>> start ARTICLE

We have a Nagios/pnp4nagios installation several years old. It has been periodically updated to recent versions. Suddenly the nagios service stopped for no apparent resaon with no obvious errors in any of the logs I've gone through. When restarted it starts checking hosts and fails at the same point after one specific host check and before the next. The only outward sign is noticing the last check times are old. When attempting to manually schedule a host check from the interface the it does nothing when the commit button is pressed, where normally it would confirm the check was scheduled and have a "done" link. This is presumably because the service is stopped and the interface gets no response. I have gone through the configuration files to no avail, specifically checking the host configurations of the last to be done before the service stops and the one next scheduled.
The installation is on a vmware virtual server and when restored to earlier snapshots nagios runs fine for a couple of weeks and the problem happens again. Hardware resources to seem taxed at all and there is plenty of space on the file systems.
I have found similar descriptions of this problem where NDO was the culprit, but we are using pnp4nagios/rrdtool so that does not apply. I upgraded to Nagios 3.4.4 and pnp4nagios 0.6.19 and the service fails at exactly the same point.
Any help would be greatly appreciated - especially assistence with deeper/more comprehensive troubleshooting tips. This is my first post so please gently point me in the right direction if this is the wrong forum.
Thanks!!!
Nagios Service Stops Unexpectedly
-
slansing
- Posts: 7698
- Joined: Mon Apr 23, 2012 4:28 pm
- Location: Travelling through time and space...
Re: Nagios Service Stops Unexpectedly
This is extremely odd, lets start with basics, have you verified the configuration files?
What else is running on the system besides Nagios? Are you using it for web hosting or any such thing?

>> end ARTICLE
>> start RECORDED DATA

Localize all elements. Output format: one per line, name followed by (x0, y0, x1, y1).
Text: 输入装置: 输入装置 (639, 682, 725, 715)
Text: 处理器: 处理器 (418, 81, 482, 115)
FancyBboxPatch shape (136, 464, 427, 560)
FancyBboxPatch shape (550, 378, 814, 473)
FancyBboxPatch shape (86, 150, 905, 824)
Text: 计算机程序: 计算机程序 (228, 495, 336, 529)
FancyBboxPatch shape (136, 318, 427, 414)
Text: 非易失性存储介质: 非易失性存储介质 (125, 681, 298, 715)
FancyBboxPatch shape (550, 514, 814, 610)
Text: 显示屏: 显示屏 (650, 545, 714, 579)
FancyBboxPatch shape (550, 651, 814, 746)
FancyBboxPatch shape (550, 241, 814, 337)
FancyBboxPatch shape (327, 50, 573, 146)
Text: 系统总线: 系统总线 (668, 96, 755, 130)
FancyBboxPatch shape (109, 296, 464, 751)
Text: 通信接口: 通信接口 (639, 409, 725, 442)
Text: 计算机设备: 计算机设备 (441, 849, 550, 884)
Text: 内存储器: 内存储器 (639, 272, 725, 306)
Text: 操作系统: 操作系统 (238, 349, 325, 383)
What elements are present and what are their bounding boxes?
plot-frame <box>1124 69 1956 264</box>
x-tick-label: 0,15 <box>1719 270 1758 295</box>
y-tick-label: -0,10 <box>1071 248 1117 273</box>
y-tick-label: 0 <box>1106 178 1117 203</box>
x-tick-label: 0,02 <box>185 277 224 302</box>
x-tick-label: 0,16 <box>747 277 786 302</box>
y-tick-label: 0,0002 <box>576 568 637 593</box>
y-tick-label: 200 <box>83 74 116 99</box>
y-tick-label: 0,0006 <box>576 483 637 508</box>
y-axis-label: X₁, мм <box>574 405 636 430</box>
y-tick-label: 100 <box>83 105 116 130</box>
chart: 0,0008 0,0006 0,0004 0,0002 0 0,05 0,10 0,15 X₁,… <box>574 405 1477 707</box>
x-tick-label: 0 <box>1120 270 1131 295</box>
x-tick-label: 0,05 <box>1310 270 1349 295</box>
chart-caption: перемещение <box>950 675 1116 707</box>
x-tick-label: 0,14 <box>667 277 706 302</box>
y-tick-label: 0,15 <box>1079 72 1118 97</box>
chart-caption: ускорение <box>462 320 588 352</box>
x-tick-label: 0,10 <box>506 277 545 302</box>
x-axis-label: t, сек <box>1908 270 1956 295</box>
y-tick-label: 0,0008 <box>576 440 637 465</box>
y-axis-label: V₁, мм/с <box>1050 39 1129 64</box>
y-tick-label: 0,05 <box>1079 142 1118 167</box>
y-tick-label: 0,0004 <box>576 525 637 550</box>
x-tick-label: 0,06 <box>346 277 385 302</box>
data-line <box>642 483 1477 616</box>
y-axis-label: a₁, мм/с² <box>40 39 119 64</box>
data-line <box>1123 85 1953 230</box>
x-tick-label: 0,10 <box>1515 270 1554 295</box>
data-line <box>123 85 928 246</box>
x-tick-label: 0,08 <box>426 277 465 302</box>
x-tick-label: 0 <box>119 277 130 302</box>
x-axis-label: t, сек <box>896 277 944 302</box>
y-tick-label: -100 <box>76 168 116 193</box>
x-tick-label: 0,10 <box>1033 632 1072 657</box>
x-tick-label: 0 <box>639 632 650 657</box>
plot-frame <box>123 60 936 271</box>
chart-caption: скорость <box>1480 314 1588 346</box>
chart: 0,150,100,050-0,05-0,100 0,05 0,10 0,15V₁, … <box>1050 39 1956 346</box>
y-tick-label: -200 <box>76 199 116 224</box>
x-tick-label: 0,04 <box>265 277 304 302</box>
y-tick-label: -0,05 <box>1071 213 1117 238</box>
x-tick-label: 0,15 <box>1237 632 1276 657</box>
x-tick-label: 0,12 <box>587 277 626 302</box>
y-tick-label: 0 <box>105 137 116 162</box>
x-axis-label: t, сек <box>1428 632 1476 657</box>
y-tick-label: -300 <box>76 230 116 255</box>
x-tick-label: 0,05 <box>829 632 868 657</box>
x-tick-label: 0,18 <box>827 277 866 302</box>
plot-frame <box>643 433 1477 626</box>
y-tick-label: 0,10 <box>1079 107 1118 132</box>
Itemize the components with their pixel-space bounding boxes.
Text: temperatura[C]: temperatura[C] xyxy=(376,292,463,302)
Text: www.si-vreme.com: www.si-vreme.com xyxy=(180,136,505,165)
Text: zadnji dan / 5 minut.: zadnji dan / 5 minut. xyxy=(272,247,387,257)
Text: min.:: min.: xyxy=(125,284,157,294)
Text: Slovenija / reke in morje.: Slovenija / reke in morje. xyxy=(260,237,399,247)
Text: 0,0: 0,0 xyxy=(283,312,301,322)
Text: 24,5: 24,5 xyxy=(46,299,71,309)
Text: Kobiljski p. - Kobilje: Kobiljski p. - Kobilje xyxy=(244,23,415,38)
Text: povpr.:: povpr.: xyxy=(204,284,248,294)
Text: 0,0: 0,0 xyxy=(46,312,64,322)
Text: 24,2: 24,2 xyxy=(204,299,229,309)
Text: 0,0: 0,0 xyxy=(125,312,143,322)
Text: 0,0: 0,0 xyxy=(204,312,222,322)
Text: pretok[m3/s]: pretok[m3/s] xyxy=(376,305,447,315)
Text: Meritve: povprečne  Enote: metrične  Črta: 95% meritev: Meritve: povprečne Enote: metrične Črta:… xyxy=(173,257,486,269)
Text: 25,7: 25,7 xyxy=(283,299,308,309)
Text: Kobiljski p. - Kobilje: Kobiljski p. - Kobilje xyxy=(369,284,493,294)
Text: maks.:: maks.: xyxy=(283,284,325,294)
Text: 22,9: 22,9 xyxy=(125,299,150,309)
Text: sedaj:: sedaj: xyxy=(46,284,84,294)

>> end RECORDED DATA

TASK A: From the Nagios forum thread above, reproduce everything from "Any help would" down to "the wrong forum.".
TASK B: In the Nagios forum thread, which versions of Nagios and pnp4nagios did the first poster upgrade to?
TASK C: Extend the Nagios forum thread past its last line.

TASK RESULT A:
Any help would be greatly appreciated - especially assistence with deeper/more comprehensive troubleshooting tips. This is my first post so please gently point me in the right direction if this is the wrong forum.

TASK RESULT B: Nagios 3.4.4 and pnp4nagios 0.6.19.

TASK RESULT C:
Code: Select all
/usr/local/nagios/bin/nagios -v /usr/local/nagios/etc/nagios.cfgRe: Nagios Service Stops Unexpectedly
Actually just solved my own problem. For future reference and possible help to others, here is what was going on...
Root cause: The service-perfdata file grew too big and caused the Nagios service to crash.
There's an error somewhere in the original configuration which caused service-perfdata and host-perfdata to continuously grow. Not being familiar enough with Nagios I had not noticed it in the past. However, while looking last night I saw that the service-perfdata file size was 2,147,483,647 bytes. I realized that a file size > 2GB on a 32-bit system was trouble and sure enough, 2^31 = 2,147,483,648. Being 1 byte less than the maximum file size, Nagios was crashing on the next attempt to write to the file. I stopped Nagios gracefully, renamed service-perfdata, did a "touch service-perfdata" to start a new file, restarted Nagios and viola!
My next step is to hunt down the configuration settings causing the continuous growth of service-perfdata. If anyone happens to have a quick pointer on that one I'd be happy to hear it. Otherwise, I'll dig it up and post back to this thread.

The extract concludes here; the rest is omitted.